Task details =
Every line below that mentions the word "Length" should be copied out.

Dataset =
================

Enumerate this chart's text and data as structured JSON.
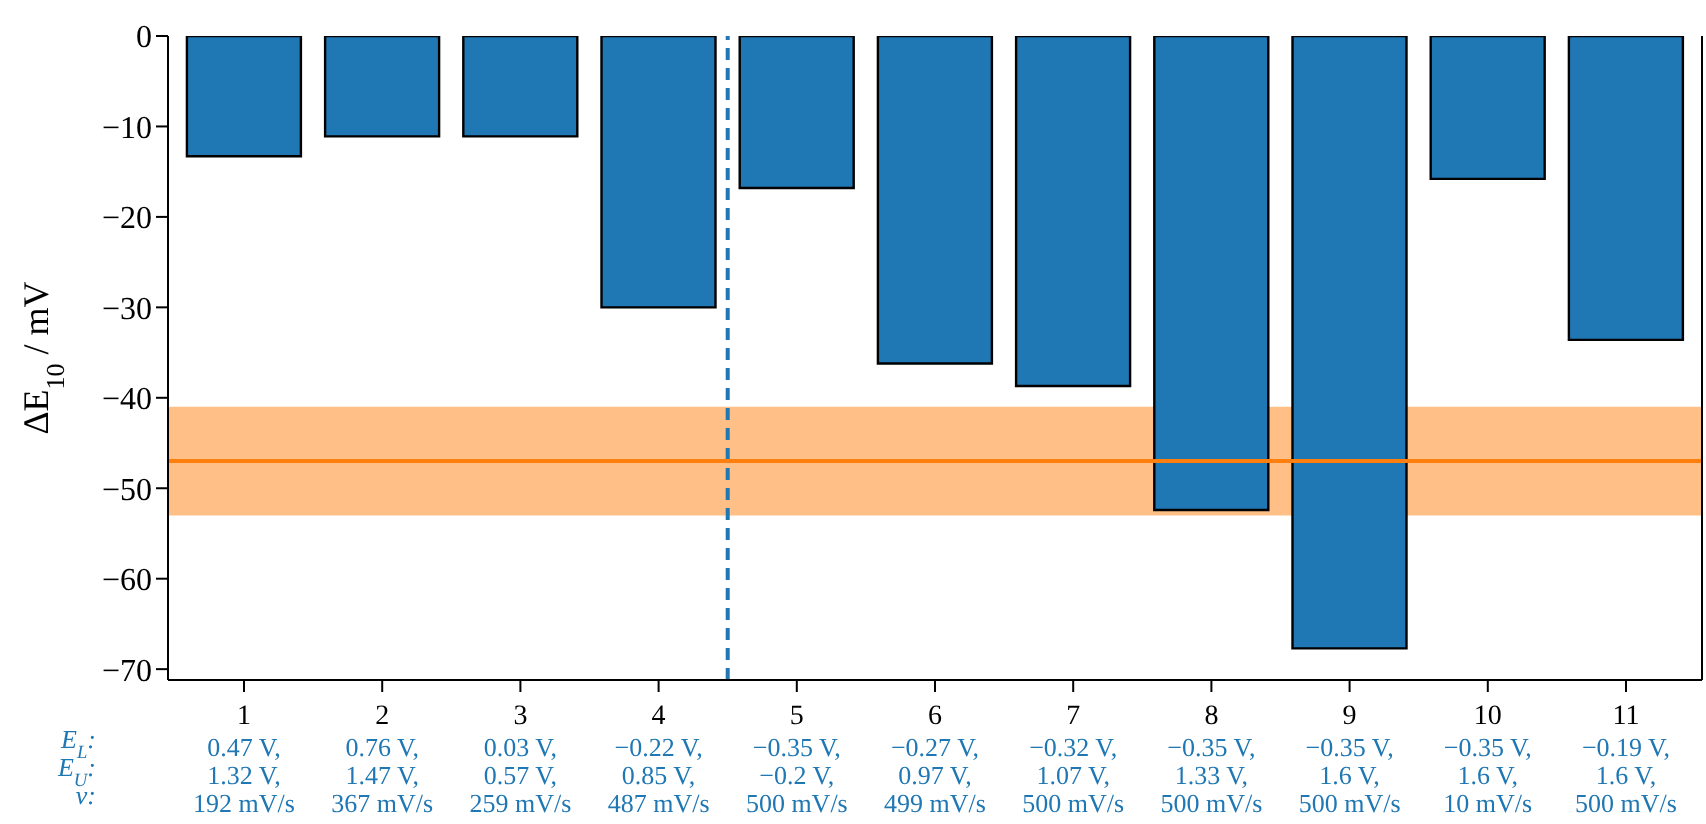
{
  "chart_data": {
    "type": "bar",
    "ylabel": "ΔE$_{10}$ / mV",
    "x": [
      1,
      2,
      3,
      4,
      5,
      6,
      7,
      8,
      9,
      10,
      11
    ],
    "values": [
      -13.3,
      -11.1,
      -11.1,
      -30.0,
      -16.8,
      -36.2,
      -38.7,
      -52.4,
      -67.7,
      -15.8,
      -33.6
    ],
    "color": "#1f77b4",
    "xlim": [
      0.45,
      11.55
    ],
    "xticks": [
      1,
      2,
      3,
      4,
      5,
      6,
      7,
      8,
      9,
      10,
      11
    ],
    "ylim": [
      -71.2,
      0
    ],
    "yticks": [
      -70,
      -60,
      -50,
      -40,
      -30,
      -20,
      -10,
      0
    ],
    "ref_lines": [
      {
        "axis": "x",
        "value": 4.5,
        "color": "#1f77b4",
        "line_style": "dashed"
      },
      {
        "axis": "y",
        "value": -47,
        "color": "#ff7f0e",
        "line_style": "solid"
      }
    ],
    "bands": [
      {
        "axis": "y",
        "from": -53,
        "to": -41,
        "color": "#ff7f0e"
      }
    ],
    "annotations": [
      "E$_{L}$:",
      "E$_{U}$:",
      "ν:",
      "0.47 V, 1.32 V, 192 mV/s",
      "0.76 V, 1.47 V, 367 mV/s",
      "0.03 V, 0.57 V, 259 mV/s",
      "−0.22 V, 0.85 V, 487 mV/s",
      "−0.35 V, −0.2 V, 500 mV/s",
      "−0.27 V, 0.97 V, 499 mV/s",
      "−0.32 V, 1.07 V, 500 mV/s",
      "−0.35 V, 1.33 V, 500 mV/s",
      "−0.35 V, 1.6 V, 500 mV/s",
      "−0.35 V, 1.6 V, 10 mV/s",
      "−0.19 V, 1.6 V, 500 mV/s"
    ]
  }
}
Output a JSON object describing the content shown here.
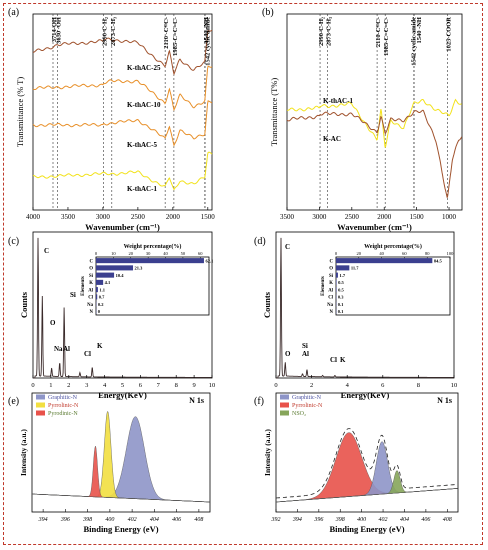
{
  "panels": {
    "a": {
      "letter": "(a)",
      "xlabel": "Wavenumber (cm⁻¹)",
      "ylabel": "Transmittance (% T)",
      "xticks": [
        "4000",
        "3500",
        "3000",
        "2500",
        "2000",
        "1500"
      ],
      "bands": [
        "3650 -OH",
        "3714-OH",
        "2990-C-H₂",
        "2873-C-H₃",
        "2110 -C≡C-",
        "1985-C=C=C-",
        "1540 -NH",
        "1542 cyclic amide"
      ],
      "curve_labels": [
        "K-thAC-25",
        "K-thAC-10",
        "K-thAC-5",
        "K-thAC-1"
      ]
    },
    "b": {
      "letter": "(b)",
      "xlabel": "Wavenumber (cm⁻¹)",
      "ylabel": "Transmittance (T%)",
      "xticks": [
        "3500",
        "3000",
        "2500",
        "2000",
        "1500",
        "1000"
      ],
      "bands": [
        "2990-C-H₂",
        "2873-C-H₃",
        "2110-C≡C-",
        "1985-C=C=C-",
        "1542 cyclic amide",
        "1540 -NH",
        "1025-COOR"
      ],
      "curve_labels": [
        "K-thAC-1",
        "K-AC"
      ]
    },
    "c": {
      "letter": "(c)",
      "xlabel": "Energy(KeV)",
      "ylabel": "Counts",
      "xticks": [
        "0",
        "1",
        "2",
        "3",
        "4",
        "5",
        "6",
        "7",
        "8",
        "9",
        "10"
      ],
      "peak_labels": [
        "C",
        "O",
        "Na",
        "Al",
        "Cl",
        "Si",
        "K"
      ],
      "inset": {
        "title": "Weight percentage(%)",
        "ylabel": "Elements",
        "xticks": [
          "0",
          "10",
          "20",
          "30",
          "40",
          "50",
          "60"
        ],
        "elements": [
          "C",
          "O",
          "Si",
          "K",
          "Al",
          "Cl",
          "Na",
          "N"
        ],
        "values": [
          62.1,
          21.3,
          10.4,
          4.1,
          1.1,
          0.7,
          0.2,
          0
        ],
        "value_labels": [
          "62.1",
          "21.3",
          "10.4",
          "4.1",
          "1.1",
          "0.7",
          "0.2",
          "0"
        ]
      }
    },
    "d": {
      "letter": "(d)",
      "xlabel": "Energy(KeV)",
      "ylabel": "Counts",
      "xticks": [
        "0",
        "2",
        "4",
        "6",
        "8",
        "10"
      ],
      "peak_labels": [
        "C",
        "O",
        "Si",
        "Al",
        "Cl",
        "K"
      ],
      "inset": {
        "title": "Weight percentage(%)",
        "ylabel": "Elements",
        "xticks": [
          "0",
          "20",
          "40",
          "60",
          "80",
          "100"
        ],
        "elements": [
          "C",
          "O",
          "Si",
          "K",
          "Al",
          "Cl",
          "Na",
          "N"
        ],
        "values": [
          84.5,
          11.7,
          1.7,
          0.5,
          0.5,
          0.3,
          0.1,
          0.1
        ],
        "value_labels": [
          "84.5",
          "11.7",
          "1.7",
          "0.5",
          "0.5",
          "0.3",
          "0.1",
          "0.1"
        ]
      }
    },
    "e": {
      "letter": "(e)",
      "title": "N 1s",
      "xlabel": "Binding Energy (eV)",
      "ylabel": "Intensity (a.u.)",
      "xticks": [
        "394",
        "396",
        "398",
        "400",
        "402",
        "404",
        "406",
        "408"
      ],
      "legend": [
        "Graphitic-N",
        "Pyrrolinic-N",
        "Pyrodinic-N"
      ]
    },
    "f": {
      "letter": "(f)",
      "title": "N 1s",
      "xlabel": "Binding Energy (eV)",
      "ylabel": "Intensity (a.u.)",
      "xticks": [
        "392",
        "394",
        "396",
        "398",
        "400",
        "402",
        "404",
        "406",
        "408"
      ],
      "legend": [
        "Graphitic-N",
        "Pyrrolinic-N",
        "NSO₂"
      ]
    }
  },
  "colors": {
    "frame": "#c0392b",
    "ftir_red": "#a0522d",
    "ftir_orange": "#e8902a",
    "ftir_yellow": "#f2e21c",
    "bar": "#3b3f8f",
    "graphitic": "#8e95c8",
    "pyrrolinic": "#f2df40",
    "pyrodinic": "#e8524a",
    "nso2": "#86a55a"
  },
  "chart_data": [
    {
      "type": "line",
      "panel": "a",
      "xlabel": "Wavenumber (cm⁻¹)",
      "ylabel": "Transmittance (% T)",
      "xlim": [
        4000,
        1400
      ],
      "series": [
        {
          "name": "K-thAC-25",
          "x": [
            4000,
            3714,
            3650,
            3000,
            2990,
            2873,
            2500,
            2110,
            2050,
            1985,
            1900,
            1700,
            1542,
            1500
          ],
          "y": [
            0.3,
            0.33,
            0.34,
            0.36,
            0.37,
            0.37,
            0.35,
            0.22,
            0.3,
            0.18,
            0.26,
            0.2,
            0.24,
            0.42
          ]
        },
        {
          "name": "K-thAC-10",
          "x": [
            4000,
            3000,
            2990,
            2873,
            2500,
            2110,
            2050,
            1985,
            1900,
            1700,
            1542,
            1500
          ],
          "y": [
            0.32,
            0.34,
            0.35,
            0.36,
            0.36,
            0.24,
            0.32,
            0.2,
            0.28,
            0.22,
            0.25,
            0.44
          ]
        },
        {
          "name": "K-thAC-5",
          "x": [
            4000,
            3000,
            2990,
            2873,
            2500,
            2110,
            2050,
            1985,
            1900,
            1700,
            1542,
            1500
          ],
          "y": [
            0.3,
            0.3,
            0.31,
            0.31,
            0.33,
            0.22,
            0.3,
            0.18,
            0.27,
            0.22,
            0.25,
            0.44
          ]
        },
        {
          "name": "K-thAC-1",
          "x": [
            4000,
            3000,
            2990,
            2873,
            2500,
            2110,
            2050,
            1985,
            1900,
            1700,
            1542,
            1500
          ],
          "y": [
            0.24,
            0.26,
            0.26,
            0.26,
            0.27,
            0.18,
            0.24,
            0.16,
            0.22,
            0.2,
            0.24,
            0.38
          ]
        }
      ]
    },
    {
      "type": "line",
      "panel": "b",
      "xlabel": "Wavenumber (cm⁻¹)",
      "ylabel": "Transmittance (T%)",
      "xlim": [
        3500,
        800
      ],
      "series": [
        {
          "name": "K-thAC-1",
          "x": [
            3500,
            3000,
            2990,
            2873,
            2500,
            2110,
            2050,
            1985,
            1900,
            1700,
            1542,
            1400,
            1200,
            1000,
            900,
            800
          ],
          "y": [
            0.55,
            0.56,
            0.57,
            0.57,
            0.58,
            0.4,
            0.55,
            0.36,
            0.5,
            0.46,
            0.58,
            0.6,
            0.55,
            0.52,
            0.6,
            0.58
          ]
        },
        {
          "name": "K-AC",
          "x": [
            3500,
            3000,
            2990,
            2873,
            2500,
            2110,
            2050,
            1985,
            1900,
            1700,
            1542,
            1400,
            1200,
            1025,
            950,
            850,
            800
          ],
          "y": [
            0.4,
            0.42,
            0.43,
            0.43,
            0.43,
            0.34,
            0.42,
            0.33,
            0.4,
            0.4,
            0.44,
            0.44,
            0.3,
            0.0,
            0.2,
            0.3,
            0.32
          ]
        }
      ]
    },
    {
      "type": "bar",
      "panel": "c-inset",
      "title": "Weight percentage(%)",
      "categories": [
        "C",
        "O",
        "Si",
        "K",
        "Al",
        "Cl",
        "Na",
        "N"
      ],
      "values": [
        62.1,
        21.3,
        10.4,
        4.1,
        1.1,
        0.7,
        0.2,
        0
      ],
      "xlim": [
        0,
        65
      ]
    },
    {
      "type": "line",
      "panel": "c",
      "xlabel": "Energy(KeV)",
      "ylabel": "Counts",
      "xlim": [
        0,
        10
      ],
      "peaks": [
        {
          "label": "C",
          "x": 0.28,
          "height": 1.0
        },
        {
          "label": "O",
          "x": 0.52,
          "height": 0.58
        },
        {
          "label": "Na",
          "x": 1.04,
          "height": 0.06
        },
        {
          "label": "Al",
          "x": 1.49,
          "height": 0.1
        },
        {
          "label": "Si",
          "x": 1.74,
          "height": 0.5
        },
        {
          "label": "Cl",
          "x": 2.62,
          "height": 0.03
        },
        {
          "label": "K",
          "x": 3.31,
          "height": 0.07
        }
      ]
    },
    {
      "type": "bar",
      "panel": "d-inset",
      "title": "Weight percentage(%)",
      "categories": [
        "C",
        "O",
        "Si",
        "K",
        "Al",
        "Cl",
        "Na",
        "N"
      ],
      "values": [
        84.5,
        11.7,
        1.7,
        0.5,
        0.5,
        0.3,
        0.1,
        0.1
      ],
      "xlim": [
        0,
        100
      ]
    },
    {
      "type": "line",
      "panel": "d",
      "xlabel": "Energy(KeV)",
      "ylabel": "Counts",
      "xlim": [
        0,
        10
      ],
      "peaks": [
        {
          "label": "C",
          "x": 0.28,
          "height": 1.0
        },
        {
          "label": "O",
          "x": 0.52,
          "height": 0.1
        },
        {
          "label": "Al",
          "x": 1.49,
          "height": 0.02
        },
        {
          "label": "Si",
          "x": 1.74,
          "height": 0.05
        },
        {
          "label": "Cl",
          "x": 2.62,
          "height": 0.01
        },
        {
          "label": "K",
          "x": 3.31,
          "height": 0.01
        }
      ]
    },
    {
      "type": "area",
      "panel": "e",
      "xlabel": "Binding Energy (eV)",
      "ylabel": "Intensity (a.u.)",
      "xlim": [
        393,
        409
      ],
      "series": [
        {
          "name": "Graphitic-N",
          "center": 402.3,
          "width": 1.15,
          "height": 1.0
        },
        {
          "name": "Pyrrolinic-N",
          "center": 399.8,
          "width": 0.42,
          "height": 1.05
        },
        {
          "name": "Pyrodinic-N",
          "center": 398.7,
          "width": 0.27,
          "height": 0.62
        }
      ]
    },
    {
      "type": "area",
      "panel": "f",
      "xlabel": "Binding Energy (eV)",
      "ylabel": "Intensity (a.u.)",
      "xlim": [
        392,
        409
      ],
      "series": [
        {
          "name": "Graphitic-N",
          "center": 401.9,
          "width": 0.75,
          "height": 0.82
        },
        {
          "name": "Pyrrolinic-N",
          "center": 398.8,
          "width": 1.7,
          "height": 1.0
        },
        {
          "name": "NSO₂",
          "center": 403.3,
          "width": 0.42,
          "height": 0.35
        }
      ]
    }
  ]
}
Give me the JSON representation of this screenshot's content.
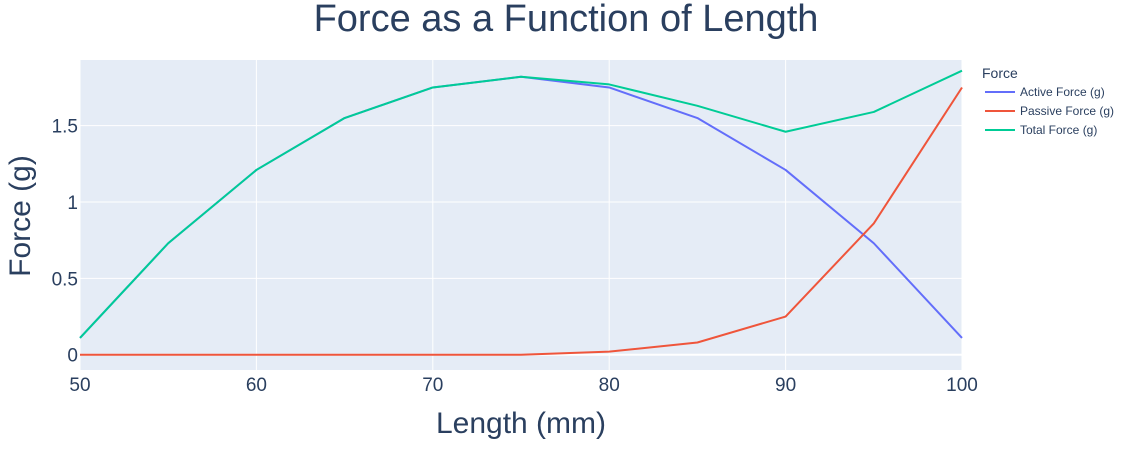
{
  "chart_data": {
    "type": "line",
    "title": "Force as a Function of Length",
    "xlabel": "Length (mm)",
    "ylabel": "Force (g)",
    "xlim": [
      50,
      100
    ],
    "ylim": [
      -0.1,
      1.93
    ],
    "x_ticks": [
      50,
      60,
      70,
      80,
      90,
      100
    ],
    "x_tick_labels": [
      "50",
      "60",
      "70",
      "80",
      "90",
      "100"
    ],
    "y_ticks": [
      0,
      0.5,
      1,
      1.5
    ],
    "y_tick_labels": [
      "0",
      "0.5",
      "1",
      "1.5"
    ],
    "grid": true,
    "legend_title": "Force",
    "legend_position": "right",
    "x": [
      50,
      55,
      60,
      65,
      70,
      75,
      80,
      85,
      90,
      95,
      100
    ],
    "series": [
      {
        "name": "Active Force (g)",
        "color": "#636efa",
        "values": [
          0.11,
          0.73,
          1.21,
          1.55,
          1.75,
          1.82,
          1.75,
          1.55,
          1.21,
          0.73,
          0.11
        ]
      },
      {
        "name": "Passive Force (g)",
        "color": "#ef553b",
        "values": [
          0,
          0,
          0,
          0,
          0,
          0,
          0.02,
          0.08,
          0.25,
          0.86,
          1.75
        ]
      },
      {
        "name": "Total Force (g)",
        "color": "#00cc96",
        "values": [
          0.11,
          0.73,
          1.21,
          1.55,
          1.75,
          1.82,
          1.77,
          1.63,
          1.46,
          1.59,
          1.86
        ]
      }
    ],
    "colors": {
      "plot_background": "#e5ecf6",
      "grid": "#ffffff",
      "text": "#2a3f5f"
    }
  }
}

================

Correct result =
    "title": "Force as a Function of Length",
    "xlabel": "Length (mm)",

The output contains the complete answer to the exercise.